▸ **Exercise brief**
Update the items from the first line through the line containing "map-marker: 19: [242, 259, 262, 279]", replacing "Bar" with "Column" and leaving everything else unchanged.

(Spatial annotation entries)
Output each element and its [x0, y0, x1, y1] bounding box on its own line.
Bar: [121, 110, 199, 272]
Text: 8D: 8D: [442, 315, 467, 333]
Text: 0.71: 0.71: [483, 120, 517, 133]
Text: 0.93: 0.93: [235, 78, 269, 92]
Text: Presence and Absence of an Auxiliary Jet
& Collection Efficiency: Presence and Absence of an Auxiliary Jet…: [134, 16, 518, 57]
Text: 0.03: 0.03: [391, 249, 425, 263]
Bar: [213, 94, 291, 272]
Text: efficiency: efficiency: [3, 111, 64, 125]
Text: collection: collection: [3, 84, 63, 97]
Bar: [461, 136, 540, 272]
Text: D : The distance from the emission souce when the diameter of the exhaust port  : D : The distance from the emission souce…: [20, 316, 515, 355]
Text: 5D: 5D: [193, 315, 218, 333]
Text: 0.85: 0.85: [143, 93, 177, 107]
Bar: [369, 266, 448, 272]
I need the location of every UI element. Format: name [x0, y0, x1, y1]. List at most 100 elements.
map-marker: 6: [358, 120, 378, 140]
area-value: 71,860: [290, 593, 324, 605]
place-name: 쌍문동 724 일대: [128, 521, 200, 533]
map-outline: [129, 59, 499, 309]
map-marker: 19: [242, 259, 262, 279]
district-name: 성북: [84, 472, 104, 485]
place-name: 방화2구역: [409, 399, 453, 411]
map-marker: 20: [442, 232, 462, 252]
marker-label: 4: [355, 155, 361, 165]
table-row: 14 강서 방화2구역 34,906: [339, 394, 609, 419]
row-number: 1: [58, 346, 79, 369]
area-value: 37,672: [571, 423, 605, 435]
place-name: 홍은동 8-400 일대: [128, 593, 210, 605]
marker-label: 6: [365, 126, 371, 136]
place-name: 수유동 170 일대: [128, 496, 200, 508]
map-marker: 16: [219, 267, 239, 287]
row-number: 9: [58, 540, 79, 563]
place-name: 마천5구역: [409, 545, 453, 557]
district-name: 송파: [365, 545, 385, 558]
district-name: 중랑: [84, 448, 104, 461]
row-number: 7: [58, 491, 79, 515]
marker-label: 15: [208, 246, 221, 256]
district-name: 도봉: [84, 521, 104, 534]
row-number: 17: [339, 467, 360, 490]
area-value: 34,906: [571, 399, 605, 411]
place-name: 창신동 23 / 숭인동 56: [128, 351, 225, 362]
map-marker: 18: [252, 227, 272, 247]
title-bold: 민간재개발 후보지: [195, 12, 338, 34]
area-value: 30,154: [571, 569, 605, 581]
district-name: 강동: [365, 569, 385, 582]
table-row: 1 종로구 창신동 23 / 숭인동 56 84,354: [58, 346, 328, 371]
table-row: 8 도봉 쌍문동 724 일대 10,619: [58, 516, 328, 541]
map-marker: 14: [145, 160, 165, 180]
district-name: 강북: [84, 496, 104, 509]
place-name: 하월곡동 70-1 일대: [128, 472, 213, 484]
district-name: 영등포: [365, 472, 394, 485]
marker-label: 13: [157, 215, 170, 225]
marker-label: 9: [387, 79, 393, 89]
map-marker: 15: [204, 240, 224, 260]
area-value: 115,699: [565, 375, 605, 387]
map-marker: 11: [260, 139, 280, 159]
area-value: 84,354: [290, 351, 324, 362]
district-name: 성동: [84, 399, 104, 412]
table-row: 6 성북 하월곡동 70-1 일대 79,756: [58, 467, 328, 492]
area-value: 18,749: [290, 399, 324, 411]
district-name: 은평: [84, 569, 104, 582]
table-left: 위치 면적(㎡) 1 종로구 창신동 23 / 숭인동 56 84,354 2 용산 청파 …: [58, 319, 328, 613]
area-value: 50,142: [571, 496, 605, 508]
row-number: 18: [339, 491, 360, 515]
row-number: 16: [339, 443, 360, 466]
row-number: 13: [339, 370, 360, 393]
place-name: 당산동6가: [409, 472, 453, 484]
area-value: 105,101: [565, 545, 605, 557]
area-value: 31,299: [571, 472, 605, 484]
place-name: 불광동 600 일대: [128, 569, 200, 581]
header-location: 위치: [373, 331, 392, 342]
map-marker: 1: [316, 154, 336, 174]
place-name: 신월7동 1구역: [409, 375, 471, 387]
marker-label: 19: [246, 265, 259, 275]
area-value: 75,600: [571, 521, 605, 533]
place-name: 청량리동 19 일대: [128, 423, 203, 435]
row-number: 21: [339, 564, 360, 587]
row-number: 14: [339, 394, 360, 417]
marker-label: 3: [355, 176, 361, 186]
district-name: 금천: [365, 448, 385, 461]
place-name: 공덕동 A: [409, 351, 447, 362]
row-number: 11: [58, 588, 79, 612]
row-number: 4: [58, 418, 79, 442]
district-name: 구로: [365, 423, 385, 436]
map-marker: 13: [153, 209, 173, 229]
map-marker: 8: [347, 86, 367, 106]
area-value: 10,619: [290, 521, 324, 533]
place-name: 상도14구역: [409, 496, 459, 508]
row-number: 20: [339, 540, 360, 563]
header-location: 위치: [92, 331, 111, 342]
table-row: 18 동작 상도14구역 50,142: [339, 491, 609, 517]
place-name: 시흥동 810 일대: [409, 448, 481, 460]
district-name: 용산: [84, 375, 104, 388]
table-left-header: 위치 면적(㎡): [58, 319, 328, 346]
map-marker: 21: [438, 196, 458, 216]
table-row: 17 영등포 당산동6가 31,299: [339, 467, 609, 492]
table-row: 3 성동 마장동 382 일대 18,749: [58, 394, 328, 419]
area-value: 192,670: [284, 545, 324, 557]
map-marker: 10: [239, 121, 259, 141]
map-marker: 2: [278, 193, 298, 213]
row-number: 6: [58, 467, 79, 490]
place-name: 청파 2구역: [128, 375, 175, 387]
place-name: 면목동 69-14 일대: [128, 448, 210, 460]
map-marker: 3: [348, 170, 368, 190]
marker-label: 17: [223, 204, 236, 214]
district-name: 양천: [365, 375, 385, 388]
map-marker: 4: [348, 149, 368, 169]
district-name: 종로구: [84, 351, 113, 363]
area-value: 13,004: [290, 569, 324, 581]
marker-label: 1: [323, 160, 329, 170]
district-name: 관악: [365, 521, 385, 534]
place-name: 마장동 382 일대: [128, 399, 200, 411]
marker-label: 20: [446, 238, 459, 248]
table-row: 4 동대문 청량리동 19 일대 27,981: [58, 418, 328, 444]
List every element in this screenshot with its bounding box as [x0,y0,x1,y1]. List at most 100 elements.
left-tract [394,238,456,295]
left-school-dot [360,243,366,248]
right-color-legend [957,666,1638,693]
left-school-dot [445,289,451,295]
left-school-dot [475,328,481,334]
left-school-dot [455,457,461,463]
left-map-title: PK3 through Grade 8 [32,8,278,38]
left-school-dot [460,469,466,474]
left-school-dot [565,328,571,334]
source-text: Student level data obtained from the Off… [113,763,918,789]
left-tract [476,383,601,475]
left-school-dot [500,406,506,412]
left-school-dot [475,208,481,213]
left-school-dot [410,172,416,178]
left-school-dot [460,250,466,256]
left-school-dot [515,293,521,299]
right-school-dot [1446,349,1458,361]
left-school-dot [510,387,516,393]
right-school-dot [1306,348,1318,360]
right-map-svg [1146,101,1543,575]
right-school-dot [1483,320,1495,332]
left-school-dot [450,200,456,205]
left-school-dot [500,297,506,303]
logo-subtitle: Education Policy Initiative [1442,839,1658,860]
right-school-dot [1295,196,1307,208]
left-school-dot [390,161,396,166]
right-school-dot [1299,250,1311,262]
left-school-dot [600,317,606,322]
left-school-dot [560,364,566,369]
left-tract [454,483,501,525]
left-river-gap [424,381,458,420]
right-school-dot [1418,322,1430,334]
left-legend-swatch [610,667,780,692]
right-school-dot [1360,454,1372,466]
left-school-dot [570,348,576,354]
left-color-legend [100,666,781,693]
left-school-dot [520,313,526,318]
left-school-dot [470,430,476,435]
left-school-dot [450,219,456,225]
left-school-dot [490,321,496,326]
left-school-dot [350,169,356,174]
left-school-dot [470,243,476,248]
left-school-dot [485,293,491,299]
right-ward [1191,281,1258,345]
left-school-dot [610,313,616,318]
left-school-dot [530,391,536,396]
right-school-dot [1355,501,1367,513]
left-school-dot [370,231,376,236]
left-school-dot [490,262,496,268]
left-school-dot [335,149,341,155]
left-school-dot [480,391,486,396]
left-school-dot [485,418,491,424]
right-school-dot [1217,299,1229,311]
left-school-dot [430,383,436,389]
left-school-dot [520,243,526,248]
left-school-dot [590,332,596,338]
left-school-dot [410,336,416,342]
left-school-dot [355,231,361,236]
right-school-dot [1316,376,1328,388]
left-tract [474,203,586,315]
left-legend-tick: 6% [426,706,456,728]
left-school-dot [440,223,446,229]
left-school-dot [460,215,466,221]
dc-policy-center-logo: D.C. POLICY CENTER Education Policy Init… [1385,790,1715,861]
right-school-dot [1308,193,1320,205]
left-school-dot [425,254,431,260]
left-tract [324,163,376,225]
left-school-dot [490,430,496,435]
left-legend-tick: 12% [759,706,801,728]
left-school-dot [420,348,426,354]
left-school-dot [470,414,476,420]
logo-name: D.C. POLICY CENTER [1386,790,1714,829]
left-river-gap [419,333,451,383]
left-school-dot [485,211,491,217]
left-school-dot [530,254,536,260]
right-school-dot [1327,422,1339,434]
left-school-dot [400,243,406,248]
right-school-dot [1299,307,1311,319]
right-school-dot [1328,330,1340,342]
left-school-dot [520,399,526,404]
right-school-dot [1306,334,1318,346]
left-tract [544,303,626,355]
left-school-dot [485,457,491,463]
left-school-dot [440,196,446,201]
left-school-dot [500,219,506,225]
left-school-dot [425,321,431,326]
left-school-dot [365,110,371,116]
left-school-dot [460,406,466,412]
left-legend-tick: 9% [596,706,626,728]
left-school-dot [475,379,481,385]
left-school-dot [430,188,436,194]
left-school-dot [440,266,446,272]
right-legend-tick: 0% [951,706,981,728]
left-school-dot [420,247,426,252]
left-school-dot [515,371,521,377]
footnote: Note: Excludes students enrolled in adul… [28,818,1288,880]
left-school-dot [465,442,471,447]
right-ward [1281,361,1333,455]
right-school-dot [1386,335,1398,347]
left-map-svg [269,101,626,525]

▸ **Answer below**
Output each element and its [x0, y0, x1, y1] bounding box on its own line.
Column: [121, 110, 199, 272]
Text: 8D: 8D: [442, 315, 467, 333]
Text: 0.71: 0.71: [483, 120, 517, 133]
Text: 0.93: 0.93: [235, 78, 269, 92]
Text: Presence and Absence of an Auxiliary Jet
& Collection Efficiency: Presence and Absence of an Auxiliary Jet…: [134, 16, 518, 57]
Text: 0.03: 0.03: [391, 249, 425, 263]
Column: [213, 94, 291, 272]
Text: efficiency: efficiency: [3, 111, 64, 125]
Text: collection: collection: [3, 84, 63, 97]
Column: [461, 136, 540, 272]
Text: D : The distance from the emission souce when the diameter of the exhaust port  : D : The distance from the emission souce…: [20, 316, 515, 355]
Text: 5D: 5D: [193, 315, 218, 333]
Text: 0.85: 0.85: [143, 93, 177, 107]
Column: [369, 266, 448, 272]
I need the location of every UI element. Format: name [x0, y0, x1, y1]. List at most 100 elements.
map-marker: 6: [358, 120, 378, 140]
area-value: 71,860: [290, 593, 324, 605]
place-name: 쌍문동 724 일대: [128, 521, 200, 533]
map-outline: [129, 59, 499, 309]
map-marker: 19: [242, 259, 262, 279]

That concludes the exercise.